- [Task details] Every line of the listing must be reproduced as it stands. Leave the images behind.

(Rows from a figure dataset)

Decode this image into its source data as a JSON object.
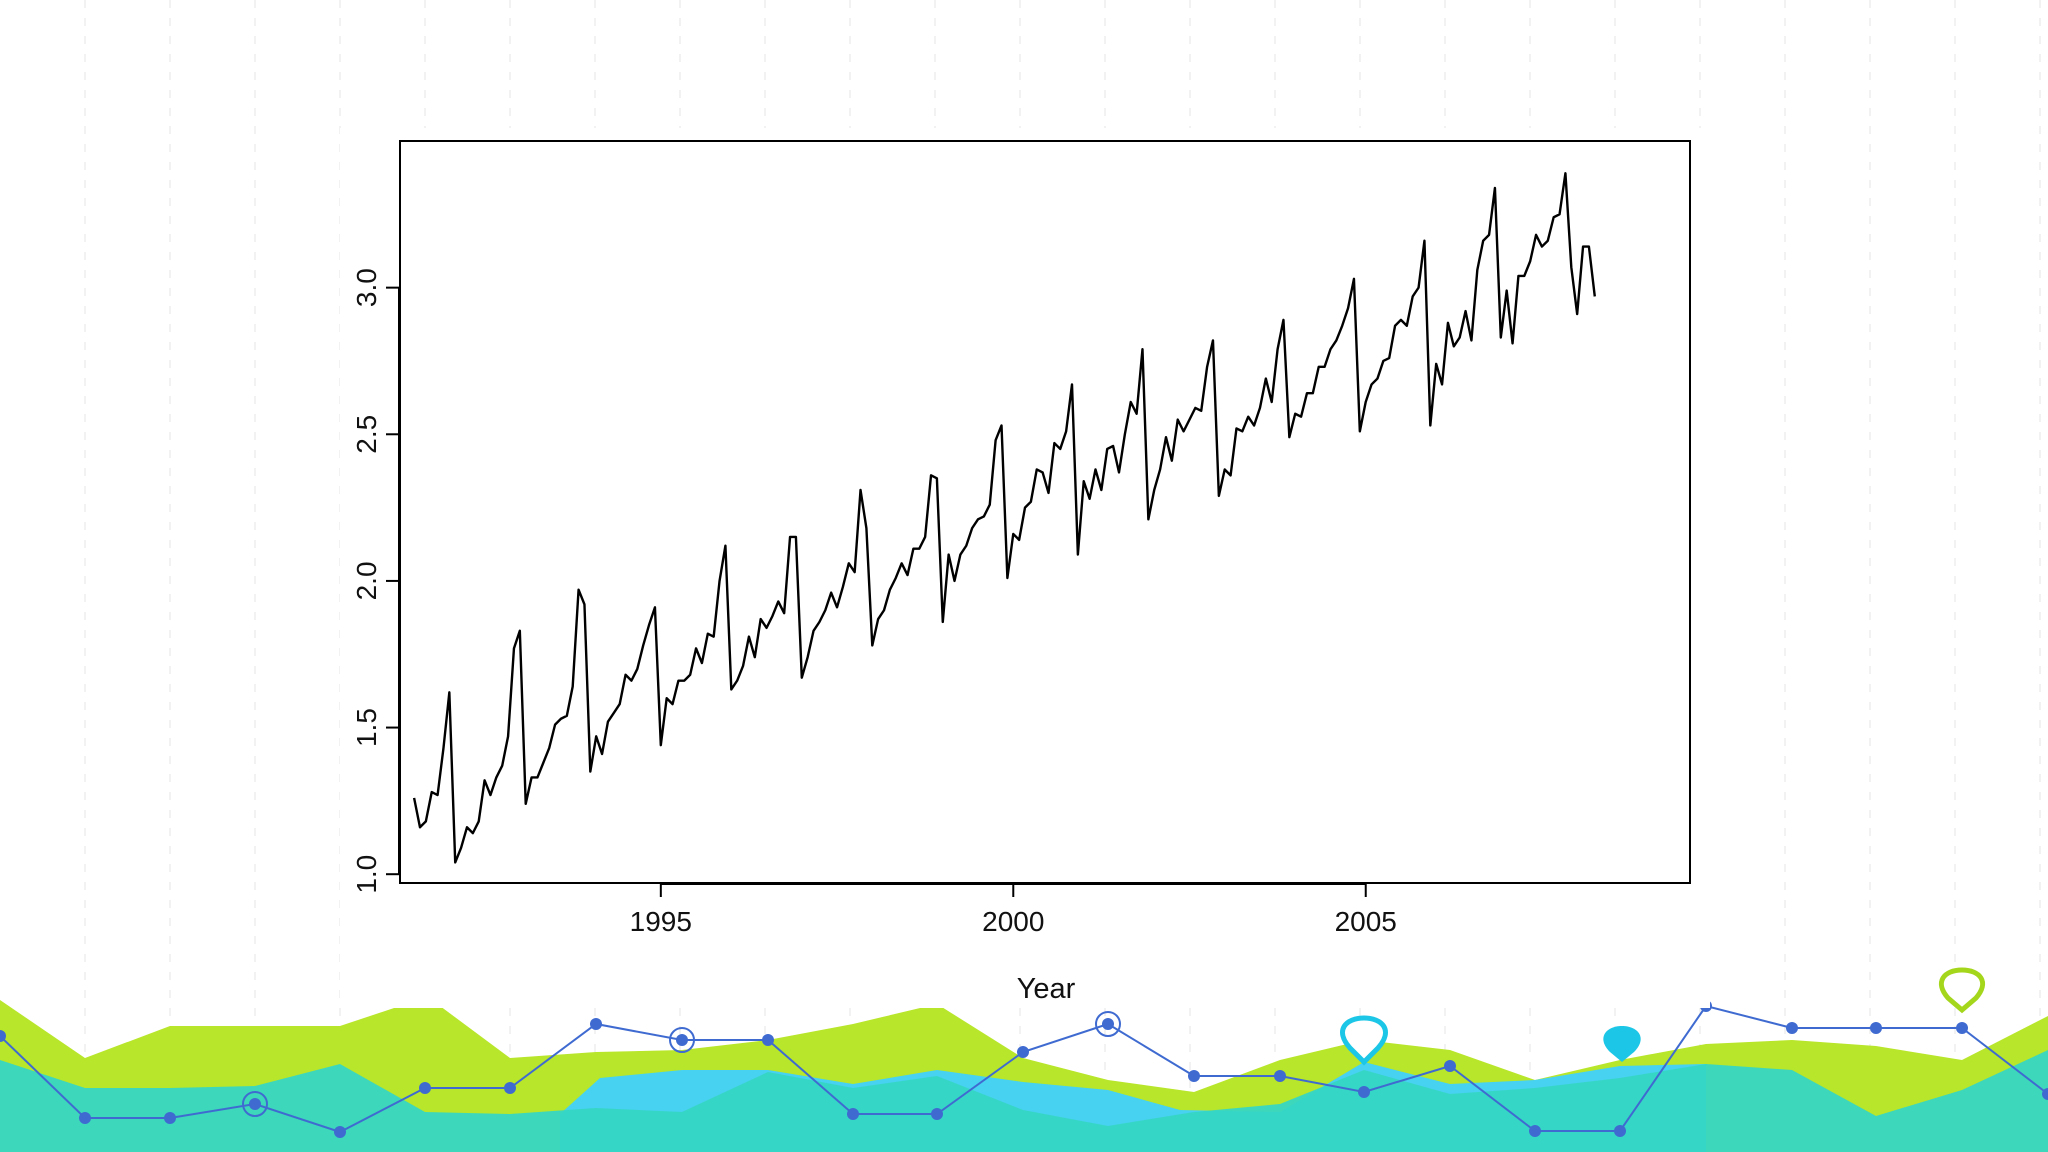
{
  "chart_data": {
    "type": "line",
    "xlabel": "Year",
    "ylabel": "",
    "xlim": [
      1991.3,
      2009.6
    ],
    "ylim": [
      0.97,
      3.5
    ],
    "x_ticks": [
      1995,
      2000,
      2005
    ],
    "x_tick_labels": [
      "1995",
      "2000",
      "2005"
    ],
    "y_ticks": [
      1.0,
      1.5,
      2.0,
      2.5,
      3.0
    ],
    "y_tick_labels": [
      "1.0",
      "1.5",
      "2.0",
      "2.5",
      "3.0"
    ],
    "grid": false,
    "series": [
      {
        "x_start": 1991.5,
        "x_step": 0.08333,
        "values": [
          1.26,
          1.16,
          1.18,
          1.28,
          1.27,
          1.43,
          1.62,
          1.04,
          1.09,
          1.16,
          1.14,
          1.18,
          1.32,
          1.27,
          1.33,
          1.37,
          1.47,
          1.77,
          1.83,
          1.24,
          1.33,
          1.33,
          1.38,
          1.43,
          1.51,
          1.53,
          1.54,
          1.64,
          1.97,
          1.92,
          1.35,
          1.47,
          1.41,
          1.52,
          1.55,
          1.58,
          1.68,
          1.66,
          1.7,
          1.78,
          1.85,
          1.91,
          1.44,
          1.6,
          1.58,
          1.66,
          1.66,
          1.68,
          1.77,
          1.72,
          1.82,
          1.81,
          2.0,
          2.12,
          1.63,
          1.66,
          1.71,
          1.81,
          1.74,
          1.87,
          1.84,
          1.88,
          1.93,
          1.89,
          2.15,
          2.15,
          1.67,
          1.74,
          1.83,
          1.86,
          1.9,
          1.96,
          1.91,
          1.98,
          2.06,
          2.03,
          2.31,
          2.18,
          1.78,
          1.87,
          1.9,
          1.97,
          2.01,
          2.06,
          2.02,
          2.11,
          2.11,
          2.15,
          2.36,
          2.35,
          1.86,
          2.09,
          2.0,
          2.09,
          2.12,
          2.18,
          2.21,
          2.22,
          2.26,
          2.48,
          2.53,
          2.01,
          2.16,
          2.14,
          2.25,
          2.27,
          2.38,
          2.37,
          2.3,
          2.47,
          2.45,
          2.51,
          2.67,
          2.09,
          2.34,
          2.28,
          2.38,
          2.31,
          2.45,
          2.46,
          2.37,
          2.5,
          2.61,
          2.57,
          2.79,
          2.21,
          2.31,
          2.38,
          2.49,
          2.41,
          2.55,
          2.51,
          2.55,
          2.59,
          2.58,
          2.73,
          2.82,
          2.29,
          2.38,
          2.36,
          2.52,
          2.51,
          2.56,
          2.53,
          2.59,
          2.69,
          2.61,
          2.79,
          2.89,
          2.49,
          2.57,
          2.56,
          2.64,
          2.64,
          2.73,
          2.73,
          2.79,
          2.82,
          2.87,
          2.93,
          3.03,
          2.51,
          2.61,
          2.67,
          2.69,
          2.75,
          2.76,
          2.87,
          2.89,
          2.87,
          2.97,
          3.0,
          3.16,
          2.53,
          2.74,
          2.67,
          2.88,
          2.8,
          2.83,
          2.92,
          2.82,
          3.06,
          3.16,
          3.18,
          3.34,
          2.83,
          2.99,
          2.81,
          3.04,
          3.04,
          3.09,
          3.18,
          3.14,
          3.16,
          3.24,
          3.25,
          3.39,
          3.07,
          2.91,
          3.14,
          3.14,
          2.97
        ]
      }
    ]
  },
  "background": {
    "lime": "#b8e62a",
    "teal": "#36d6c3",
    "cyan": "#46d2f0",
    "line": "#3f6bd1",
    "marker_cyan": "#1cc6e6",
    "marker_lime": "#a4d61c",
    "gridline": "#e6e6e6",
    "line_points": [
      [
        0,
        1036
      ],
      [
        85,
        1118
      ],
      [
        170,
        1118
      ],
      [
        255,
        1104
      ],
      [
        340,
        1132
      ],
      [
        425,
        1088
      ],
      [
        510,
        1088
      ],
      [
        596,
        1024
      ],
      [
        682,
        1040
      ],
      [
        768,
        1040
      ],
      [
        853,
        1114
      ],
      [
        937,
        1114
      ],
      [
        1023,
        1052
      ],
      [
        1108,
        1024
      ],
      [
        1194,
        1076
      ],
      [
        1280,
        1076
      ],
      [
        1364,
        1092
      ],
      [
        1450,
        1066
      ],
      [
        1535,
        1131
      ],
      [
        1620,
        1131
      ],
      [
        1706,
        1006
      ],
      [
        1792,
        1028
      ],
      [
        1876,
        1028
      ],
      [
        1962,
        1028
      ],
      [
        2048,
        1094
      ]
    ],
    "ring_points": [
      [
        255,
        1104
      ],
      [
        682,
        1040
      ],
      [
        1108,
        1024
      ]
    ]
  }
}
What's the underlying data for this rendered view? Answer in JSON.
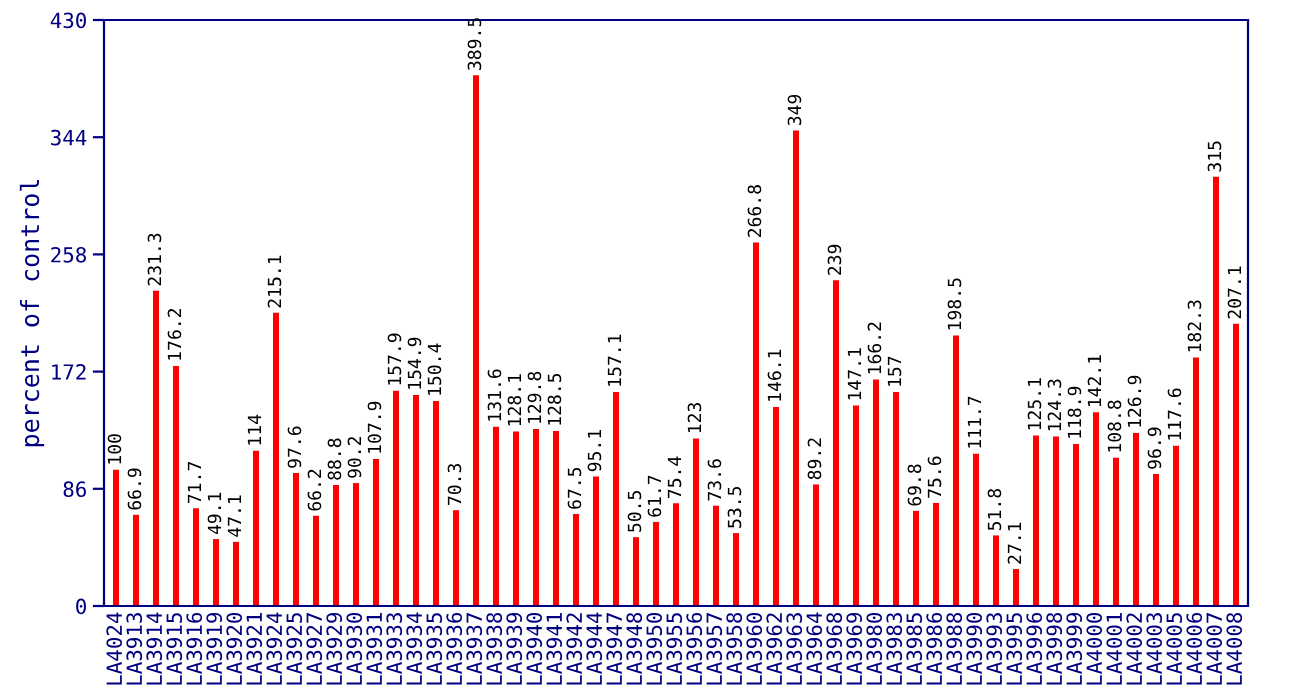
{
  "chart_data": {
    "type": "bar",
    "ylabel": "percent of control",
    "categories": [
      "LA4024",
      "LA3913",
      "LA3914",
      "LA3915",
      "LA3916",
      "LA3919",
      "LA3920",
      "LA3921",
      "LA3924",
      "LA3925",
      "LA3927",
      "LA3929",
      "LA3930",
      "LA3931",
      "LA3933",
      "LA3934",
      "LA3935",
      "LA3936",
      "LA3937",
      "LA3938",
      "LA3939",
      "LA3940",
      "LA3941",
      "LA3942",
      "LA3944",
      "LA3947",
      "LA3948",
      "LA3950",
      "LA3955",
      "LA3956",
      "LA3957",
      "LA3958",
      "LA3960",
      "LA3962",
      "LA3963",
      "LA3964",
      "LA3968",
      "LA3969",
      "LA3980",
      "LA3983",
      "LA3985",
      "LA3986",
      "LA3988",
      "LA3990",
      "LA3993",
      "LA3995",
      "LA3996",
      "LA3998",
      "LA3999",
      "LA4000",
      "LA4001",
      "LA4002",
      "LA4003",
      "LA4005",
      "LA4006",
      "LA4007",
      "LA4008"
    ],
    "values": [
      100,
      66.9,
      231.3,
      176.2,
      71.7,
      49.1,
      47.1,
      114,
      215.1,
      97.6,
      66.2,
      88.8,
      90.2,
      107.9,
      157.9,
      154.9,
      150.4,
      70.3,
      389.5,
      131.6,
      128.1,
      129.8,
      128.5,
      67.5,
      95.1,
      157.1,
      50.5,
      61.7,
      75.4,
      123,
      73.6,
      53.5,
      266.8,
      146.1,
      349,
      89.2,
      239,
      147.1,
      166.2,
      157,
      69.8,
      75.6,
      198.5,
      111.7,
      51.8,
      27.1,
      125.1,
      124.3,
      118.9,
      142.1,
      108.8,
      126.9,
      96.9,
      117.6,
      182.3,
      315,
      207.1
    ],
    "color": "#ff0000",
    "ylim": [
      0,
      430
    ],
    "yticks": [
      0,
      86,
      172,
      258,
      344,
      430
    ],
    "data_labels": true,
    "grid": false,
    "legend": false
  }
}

- [Task answer]
Decode this image into its source data as a JSON object.
{
  "chart_data": {
    "type": "line",
    "xlabel": "Year",
    "ylabel": "",
    "xlim": [
      1991.3,
      2009.6
    ],
    "ylim": [
      0.97,
      3.5
    ],
    "x_ticks": [
      1995,
      2000,
      2005
    ],
    "x_tick_labels": [
      "1995",
      "2000",
      "2005"
    ],
    "y_ticks": [
      1.0,
      1.5,
      2.0,
      2.5,
      3.0
    ],
    "y_tick_labels": [
      "1.0",
      "1.5",
      "2.0",
      "2.5",
      "3.0"
    ],
    "grid": false,
    "series": [
      {
        "x_start": 1991.5,
        "x_step": 0.08333,
        "values": [
          1.26,
          1.16,
          1.18,
          1.28,
          1.27,
          1.43,
          1.62,
          1.04,
          1.09,
          1.16,
          1.14,
          1.18,
          1.32,
          1.27,
          1.33,
          1.37,
          1.47,
          1.77,
          1.83,
          1.24,
          1.33,
          1.33,
          1.38,
          1.43,
          1.51,
          1.53,
          1.54,
          1.64,
          1.97,
          1.92,
          1.35,
          1.47,
          1.41,
          1.52,
          1.55,
          1.58,
          1.68,
          1.66,
          1.7,
          1.78,
          1.85,
          1.91,
          1.44,
          1.6,
          1.58,
          1.66,
          1.66,
          1.68,
          1.77,
          1.72,
          1.82,
          1.81,
          2.0,
          2.12,
          1.63,
          1.66,
          1.71,
          1.81,
          1.74,
          1.87,
          1.84,
          1.88,
          1.93,
          1.89,
          2.15,
          2.15,
          1.67,
          1.74,
          1.83,
          1.86,
          1.9,
          1.96,
          1.91,
          1.98,
          2.06,
          2.03,
          2.31,
          2.18,
          1.78,
          1.87,
          1.9,
          1.97,
          2.01,
          2.06,
          2.02,
          2.11,
          2.11,
          2.15,
          2.36,
          2.35,
          1.86,
          2.09,
          2.0,
          2.09,
          2.12,
          2.18,
          2.21,
          2.22,
          2.26,
          2.48,
          2.53,
          2.01,
          2.16,
          2.14,
          2.25,
          2.27,
          2.38,
          2.37,
          2.3,
          2.47,
          2.45,
          2.51,
          2.67,
          2.09,
          2.34,
          2.28,
          2.38,
          2.31,
          2.45,
          2.46,
          2.37,
          2.5,
          2.61,
          2.57,
          2.79,
          2.21,
          2.31,
          2.38,
          2.49,
          2.41,
          2.55,
          2.51,
          2.55,
          2.59,
          2.58,
          2.73,
          2.82,
          2.29,
          2.38,
          2.36,
          2.52,
          2.51,
          2.56,
          2.53,
          2.59,
          2.69,
          2.61,
          2.79,
          2.89,
          2.49,
          2.57,
          2.56,
          2.64,
          2.64,
          2.73,
          2.73,
          2.79,
          2.82,
          2.87,
          2.93,
          3.03,
          2.51,
          2.61,
          2.67,
          2.69,
          2.75,
          2.76,
          2.87,
          2.89,
          2.87,
          2.97,
          3.0,
          3.16,
          2.53,
          2.74,
          2.67,
          2.88,
          2.8,
          2.83,
          2.92,
          2.82,
          3.06,
          3.16,
          3.18,
          3.34,
          2.83,
          2.99,
          2.81,
          3.04,
          3.04,
          3.09,
          3.18,
          3.14,
          3.16,
          3.24,
          3.25,
          3.39,
          3.07,
          2.91,
          3.14,
          3.14,
          2.97
        ]
      }
    ]
  },
  "background": {
    "lime": "#b8e62a",
    "teal": "#36d6c3",
    "cyan": "#46d2f0",
    "line": "#3f6bd1",
    "marker_cyan": "#1cc6e6",
    "marker_lime": "#a4d61c",
    "gridline": "#e6e6e6",
    "line_points": [
      [
        0,
        1036
      ],
      [
        85,
        1118
      ],
      [
        170,
        1118
      ],
      [
        255,
        1104
      ],
      [
        340,
        1132
      ],
      [
        425,
        1088
      ],
      [
        510,
        1088
      ],
      [
        596,
        1024
      ],
      [
        682,
        1040
      ],
      [
        768,
        1040
      ],
      [
        853,
        1114
      ],
      [
        937,
        1114
      ],
      [
        1023,
        1052
      ],
      [
        1108,
        1024
      ],
      [
        1194,
        1076
      ],
      [
        1280,
        1076
      ],
      [
        1364,
        1092
      ],
      [
        1450,
        1066
      ],
      [
        1535,
        1131
      ],
      [
        1620,
        1131
      ],
      [
        1706,
        1006
      ],
      [
        1792,
        1028
      ],
      [
        1876,
        1028
      ],
      [
        1962,
        1028
      ],
      [
        2048,
        1094
      ]
    ],
    "ring_points": [
      [
        255,
        1104
      ],
      [
        682,
        1040
      ],
      [
        1108,
        1024
      ]
    ]
  }
}
What's the underlying data for this rendered view? Answer in JSON.
{
  "chart_data": {
    "type": "bar",
    "ylabel": "percent of control",
    "categories": [
      "LA4024",
      "LA3913",
      "LA3914",
      "LA3915",
      "LA3916",
      "LA3919",
      "LA3920",
      "LA3921",
      "LA3924",
      "LA3925",
      "LA3927",
      "LA3929",
      "LA3930",
      "LA3931",
      "LA3933",
      "LA3934",
      "LA3935",
      "LA3936",
      "LA3937",
      "LA3938",
      "LA3939",
      "LA3940",
      "LA3941",
      "LA3942",
      "LA3944",
      "LA3947",
      "LA3948",
      "LA3950",
      "LA3955",
      "LA3956",
      "LA3957",
      "LA3958",
      "LA3960",
      "LA3962",
      "LA3963",
      "LA3964",
      "LA3968",
      "LA3969",
      "LA3980",
      "LA3983",
      "LA3985",
      "LA3986",
      "LA3988",
      "LA3990",
      "LA3993",
      "LA3995",
      "LA3996",
      "LA3998",
      "LA3999",
      "LA4000",
      "LA4001",
      "LA4002",
      "LA4003",
      "LA4005",
      "LA4006",
      "LA4007",
      "LA4008"
    ],
    "values": [
      100,
      66.9,
      231.3,
      176.2,
      71.7,
      49.1,
      47.1,
      114,
      215.1,
      97.6,
      66.2,
      88.8,
      90.2,
      107.9,
      157.9,
      154.9,
      150.4,
      70.3,
      389.5,
      131.6,
      128.1,
      129.8,
      128.5,
      67.5,
      95.1,
      157.1,
      50.5,
      61.7,
      75.4,
      123,
      73.6,
      53.5,
      266.8,
      146.1,
      349,
      89.2,
      239,
      147.1,
      166.2,
      157,
      69.8,
      75.6,
      198.5,
      111.7,
      51.8,
      27.1,
      125.1,
      124.3,
      118.9,
      142.1,
      108.8,
      126.9,
      96.9,
      117.6,
      182.3,
      315,
      207.1
    ],
    "color": "#ff0000",
    "ylim": [
      0,
      430
    ],
    "yticks": [
      0,
      86,
      172,
      258,
      344,
      430
    ],
    "data_labels": true,
    "grid": false,
    "legend": false
  }
}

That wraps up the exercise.